▶ **DATASET EXTRACT**
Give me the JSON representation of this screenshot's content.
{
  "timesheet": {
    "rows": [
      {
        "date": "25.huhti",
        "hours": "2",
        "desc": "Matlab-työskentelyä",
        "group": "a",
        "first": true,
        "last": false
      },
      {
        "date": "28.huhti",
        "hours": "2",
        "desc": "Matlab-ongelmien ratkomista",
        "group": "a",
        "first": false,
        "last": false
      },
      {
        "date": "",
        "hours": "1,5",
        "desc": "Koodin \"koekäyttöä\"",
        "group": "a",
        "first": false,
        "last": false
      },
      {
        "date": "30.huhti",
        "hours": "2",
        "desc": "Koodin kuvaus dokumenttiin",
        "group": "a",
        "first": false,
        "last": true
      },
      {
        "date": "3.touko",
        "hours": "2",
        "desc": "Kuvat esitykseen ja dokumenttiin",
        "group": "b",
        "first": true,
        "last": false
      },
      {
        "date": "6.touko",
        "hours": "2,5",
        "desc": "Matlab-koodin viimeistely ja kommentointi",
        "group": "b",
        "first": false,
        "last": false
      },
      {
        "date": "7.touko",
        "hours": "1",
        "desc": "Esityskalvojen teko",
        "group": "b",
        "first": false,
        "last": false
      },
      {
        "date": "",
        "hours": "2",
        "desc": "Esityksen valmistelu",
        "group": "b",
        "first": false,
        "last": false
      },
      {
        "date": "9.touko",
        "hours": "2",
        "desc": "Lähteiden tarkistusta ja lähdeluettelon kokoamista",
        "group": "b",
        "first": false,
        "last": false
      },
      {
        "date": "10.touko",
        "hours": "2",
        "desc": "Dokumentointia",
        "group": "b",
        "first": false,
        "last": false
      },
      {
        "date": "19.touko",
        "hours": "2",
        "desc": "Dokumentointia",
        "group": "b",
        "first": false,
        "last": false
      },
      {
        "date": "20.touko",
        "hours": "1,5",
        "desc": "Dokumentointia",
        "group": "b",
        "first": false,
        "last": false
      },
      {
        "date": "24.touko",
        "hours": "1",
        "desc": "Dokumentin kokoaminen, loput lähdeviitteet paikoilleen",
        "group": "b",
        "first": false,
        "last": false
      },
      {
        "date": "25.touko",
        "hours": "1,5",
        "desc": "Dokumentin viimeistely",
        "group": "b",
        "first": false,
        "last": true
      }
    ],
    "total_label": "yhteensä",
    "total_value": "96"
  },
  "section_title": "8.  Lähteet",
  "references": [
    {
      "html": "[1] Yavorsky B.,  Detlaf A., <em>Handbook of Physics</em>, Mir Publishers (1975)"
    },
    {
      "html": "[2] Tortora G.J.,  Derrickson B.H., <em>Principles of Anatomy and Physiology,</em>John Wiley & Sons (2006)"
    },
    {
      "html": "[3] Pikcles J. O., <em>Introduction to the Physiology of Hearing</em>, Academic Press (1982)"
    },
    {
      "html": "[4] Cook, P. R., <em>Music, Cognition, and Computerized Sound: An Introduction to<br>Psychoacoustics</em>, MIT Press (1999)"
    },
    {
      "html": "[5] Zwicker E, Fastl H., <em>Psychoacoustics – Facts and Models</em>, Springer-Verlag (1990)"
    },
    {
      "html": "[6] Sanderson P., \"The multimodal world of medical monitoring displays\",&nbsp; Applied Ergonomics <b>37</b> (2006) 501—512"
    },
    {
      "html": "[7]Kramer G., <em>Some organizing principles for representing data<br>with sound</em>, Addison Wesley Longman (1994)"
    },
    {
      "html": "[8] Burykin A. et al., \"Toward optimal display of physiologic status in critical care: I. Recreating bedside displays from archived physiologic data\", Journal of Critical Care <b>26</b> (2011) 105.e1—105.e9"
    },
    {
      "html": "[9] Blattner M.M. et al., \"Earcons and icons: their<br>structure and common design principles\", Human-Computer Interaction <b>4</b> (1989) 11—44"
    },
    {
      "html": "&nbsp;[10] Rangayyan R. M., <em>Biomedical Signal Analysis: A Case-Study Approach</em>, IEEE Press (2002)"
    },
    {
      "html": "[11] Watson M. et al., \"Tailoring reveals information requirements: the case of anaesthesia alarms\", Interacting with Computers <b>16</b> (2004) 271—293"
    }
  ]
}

▶ **WRITTEN PROBLEM**
Restate the whole listing exactly, leaving out nothing.

▶ **COMPLETED EXERCISE**
Give me the JSON representation of this screenshot's content.
{
  "timesheet": {
    "rows": [
      {
        "date": "25.huhti",
        "hours": "2",
        "desc": "Matlab-työskentelyä",
        "group": "a",
        "first": true,
        "last": false
      },
      {
        "date": "28.huhti",
        "hours": "2",
        "desc": "Matlab-ongelmien ratkomista",
        "group": "a",
        "first": false,
        "last": false
      },
      {
        "date": "",
        "hours": "1,5",
        "desc": "Koodin \"koekäyttöä\"",
        "group": "a",
        "first": false,
        "last": false
      },
      {
        "date": "30.huhti",
        "hours": "2",
        "desc": "Koodin kuvaus dokumenttiin",
        "group": "a",
        "first": false,
        "last": true
      },
      {
        "date": "3.touko",
        "hours": "2",
        "desc": "Kuvat esitykseen ja dokumenttiin",
        "group": "b",
        "first": true,
        "last": false
      },
      {
        "date": "6.touko",
        "hours": "2,5",
        "desc": "Matlab-koodin viimeistely ja kommentointi",
        "group": "b",
        "first": false,
        "last": false
      },
      {
        "date": "7.touko",
        "hours": "1",
        "desc": "Esityskalvojen teko",
        "group": "b",
        "first": false,
        "last": false
      },
      {
        "date": "",
        "hours": "2",
        "desc": "Esityksen valmistelu",
        "group": "b",
        "first": false,
        "last": false
      },
      {
        "date": "9.touko",
        "hours": "2",
        "desc": "Lähteiden tarkistusta ja lähdeluettelon kokoamista",
        "group": "b",
        "first": false,
        "last": false
      },
      {
        "date": "10.touko",
        "hours": "2",
        "desc": "Dokumentointia",
        "group": "b",
        "first": false,
        "last": false
      },
      {
        "date": "19.touko",
        "hours": "2",
        "desc": "Dokumentointia",
        "group": "b",
        "first": false,
        "last": false
      },
      {
        "date": "20.touko",
        "hours": "1,5",
        "desc": "Dokumentointia",
        "group": "b",
        "first": false,
        "last": false
      },
      {
        "date": "24.touko",
        "hours": "1",
        "desc": "Dokumentin kokoaminen, loput lähdeviitteet paikoilleen",
        "group": "b",
        "first": false,
        "last": false
      },
      {
        "date": "25.touko",
        "hours": "1,5",
        "desc": "Dokumentin viimeistely",
        "group": "b",
        "first": false,
        "last": true
      }
    ],
    "total_label": "yhteensä",
    "total_value": "96"
  },
  "section_title": "8.  Lähteet",
  "references": [
    {
      "html": "[1] Yavorsky B.,  Detlaf A., <em>Handbook of Physics</em>, Mir Publishers (1975)"
    },
    {
      "html": "[2] Tortora G.J.,  Derrickson B.H., <em>Principles of Anatomy and Physiology,</em>John Wiley & Sons (2006)"
    },
    {
      "html": "[3] Pikcles J. O., <em>Introduction to the Physiology of Hearing</em>, Academic Press (1982)"
    },
    {
      "html": "[4] Cook, P. R., <em>Music, Cognition, and Computerized Sound: An Introduction to<br>Psychoacoustics</em>, MIT Press (1999)"
    },
    {
      "html": "[5] Zwicker E, Fastl H., <em>Psychoacoustics – Facts and Models</em>, Springer-Verlag (1990)"
    },
    {
      "html": "[6] Sanderson P., \"The multimodal world of medical monitoring displays\",&nbsp; Applied Ergonomics <b>37</b> (2006) 501—512"
    },
    {
      "html": "[7]Kramer G., <em>Some organizing principles for representing data<br>with sound</em>, Addison Wesley Longman (1994)"
    },
    {
      "html": "[8] Burykin A. et al., \"Toward optimal display of physiologic status in critical care: I. Recreating bedside displays from archived physiologic data\", Journal of Critical Care <b>26</b> (2011) 105.e1—105.e9"
    },
    {
      "html": "[9] Blattner M.M. et al., \"Earcons and icons: their<br>structure and common design principles\", Human-Computer Interaction <b>4</b> (1989) 11—44"
    },
    {
      "html": "&nbsp;[10] Rangayyan R. M., <em>Biomedical Signal Analysis: A Case-Study Approach</em>, IEEE Press (2002)"
    },
    {
      "html": "[11] Watson M. et al., \"Tailoring reveals information requirements: the case of anaesthesia alarms\", Interacting with Computers <b>16</b> (2004) 271—293"
    }
  ]
}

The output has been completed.